Plymouth, MN (November 17, 2015) — This year, Airlines for America is predicting that there will be 25.3 million airline passengers traveling during the 12-day holiday period that extends from November 20 through December 1. Even with that staggering number, vacation plans – or that trip home to see the relatives – can run more smoothly when travelers follow these “Top 12 Tips to Travel Better for the Holidays” from America’s Travel Leaders.
“A strong economy, coupled with the lowest fuel prices since 2009, means more Americans will be hitting the roads and heading to airports this year during the holiday season – in fact, more than 87% of Travel Leaders Group travel agents say their bookings are higher than or equal to a year ago,” said
Roger E. Block, President of Travel Leaders Franchise Group (TLFG), home to Travel Leaders Associates. “When you combine that with all available travel days through the New Year’s weekend, even more people will be traveling than usual. So, this is a prime time to remind travelers of some essential holiday tips that will help them ‘Travel Better’ so their focus can be on their family, friends and joyous celebrations.”

**Given information:**
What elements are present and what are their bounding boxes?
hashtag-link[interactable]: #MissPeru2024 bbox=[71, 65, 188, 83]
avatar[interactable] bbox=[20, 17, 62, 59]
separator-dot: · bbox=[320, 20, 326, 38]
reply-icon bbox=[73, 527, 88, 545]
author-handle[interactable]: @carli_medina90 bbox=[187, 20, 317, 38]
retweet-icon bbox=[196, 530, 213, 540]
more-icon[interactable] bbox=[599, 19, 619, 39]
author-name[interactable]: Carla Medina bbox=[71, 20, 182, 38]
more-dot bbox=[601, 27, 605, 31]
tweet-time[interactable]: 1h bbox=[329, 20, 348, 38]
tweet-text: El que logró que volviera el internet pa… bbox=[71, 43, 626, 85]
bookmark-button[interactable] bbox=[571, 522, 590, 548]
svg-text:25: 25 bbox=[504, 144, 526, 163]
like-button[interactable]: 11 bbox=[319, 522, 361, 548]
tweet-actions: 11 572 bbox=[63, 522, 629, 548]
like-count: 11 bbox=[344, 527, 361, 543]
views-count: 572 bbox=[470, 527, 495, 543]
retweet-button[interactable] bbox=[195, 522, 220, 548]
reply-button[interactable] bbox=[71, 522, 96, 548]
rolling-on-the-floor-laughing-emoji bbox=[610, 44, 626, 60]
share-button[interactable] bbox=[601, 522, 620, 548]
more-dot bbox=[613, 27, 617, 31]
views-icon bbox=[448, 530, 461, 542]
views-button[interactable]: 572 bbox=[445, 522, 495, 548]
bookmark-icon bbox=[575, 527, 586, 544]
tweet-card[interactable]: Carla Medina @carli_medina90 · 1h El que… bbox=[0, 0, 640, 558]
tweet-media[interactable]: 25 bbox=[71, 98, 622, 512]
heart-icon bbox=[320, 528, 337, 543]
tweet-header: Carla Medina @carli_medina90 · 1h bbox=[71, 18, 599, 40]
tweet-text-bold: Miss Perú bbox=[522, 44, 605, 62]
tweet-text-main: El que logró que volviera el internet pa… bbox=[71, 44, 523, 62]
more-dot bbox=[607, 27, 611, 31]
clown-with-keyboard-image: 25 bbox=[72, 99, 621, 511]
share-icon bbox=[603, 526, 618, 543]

**Questions:**
1 > Answer these questions from the holiday travel press release:
(a) How many airline passengers does Airlines for America predict for the 12-day holiday period?
(b) What share of Travel Leaders Group travel agents say their bookings are higher than or equal to a year ago?
(c) What is Roger E. Block's title?
2 > Write what comes next in the holiday travel press release, picking up after its final sentence.

**Answers to this exercise:**
1 >
(a) 25.3 million
(b) More than 87%
(c) President of Travel Leaders Franchise Group (TLFG)

2 >
Here is a compilation of Travel Leaders’ “Top 12 Tips to Travel Better for the Holidays” for a happy, healthy and safe travel experience this holiday season.
1. Make a checklist and check it twice. Before any trip, it’s important to make a checklist of essential items like chargers for electronic devices or prescription medications. It’s easy to forget the items you use every day and you don’t want to spend your trip seeking replacements. Add to your list a portable battery charger with a USB connector as “back up” to your backup.
2. Bring digital and hard copies of identification cards and papers. It’s a good idea to have color photocopies and digital copies of all important identification documents, including your passport, boarding passes, front and back of credit cards and health insurance information. Also have extra ID photos cropped to passport size in case you have to order a replacement at the U.S. Embassy or Consulate. Be sure to pack all paper copies or flash drives in a separate location for extra safe-keeping.
3. Label prescription medication. In addition to packing enough prescriptions to last your entire trip, bring extra in case you come home later. Keep your medications in their original labeled containers, then place in a clear plastic bag. While you’re at it, pack a mini first-aid kit for minor medical emergencies.
4. Check-in online. Airlines generally allow passengers to check in online 24 hours in advance, with a cutoff a couple of hours before boarding time. So make sure you’ve checked in well before you’re set to head to the airport. Have your boarding pass, paper or digital version, within easy reach, along with your ID, to save time as you approach the security checkpoint.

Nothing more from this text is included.